» **Recorded information**:
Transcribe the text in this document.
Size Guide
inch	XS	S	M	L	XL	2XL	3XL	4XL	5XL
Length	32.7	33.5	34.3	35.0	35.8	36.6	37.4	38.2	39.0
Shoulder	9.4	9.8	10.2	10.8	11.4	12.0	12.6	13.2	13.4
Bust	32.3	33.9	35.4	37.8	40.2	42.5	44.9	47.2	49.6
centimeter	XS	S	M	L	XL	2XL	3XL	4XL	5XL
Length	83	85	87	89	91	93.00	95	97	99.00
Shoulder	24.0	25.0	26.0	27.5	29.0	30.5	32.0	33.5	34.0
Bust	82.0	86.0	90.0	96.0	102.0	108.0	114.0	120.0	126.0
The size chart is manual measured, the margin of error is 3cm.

» **What is asked**: Return the listing above word for word.

» **Exercise output**:
Transcribe the text in this document.
Size Guide
inch	XS	S	M	L	XL	2XL	3XL	4XL	5XL
Length	32.7	33.5	34.3	35.0	35.8	36.6	37.4	38.2	39.0
Shoulder	9.4	9.8	10.2	10.8	11.4	12.0	12.6	13.2	13.4
Bust	32.3	33.9	35.4	37.8	40.2	42.5	44.9	47.2	49.6
centimeter	XS	S	M	L	XL	2XL	3XL	4XL	5XL
Length	83	85	87	89	91	93.00	95	97	99.00
Shoulder	24.0	25.0	26.0	27.5	29.0	30.5	32.0	33.5	34.0
Bust	82.0	86.0	90.0	96.0	102.0	108.0	114.0	120.0	126.0
The size chart is manual measured, the margin of error is 3cm.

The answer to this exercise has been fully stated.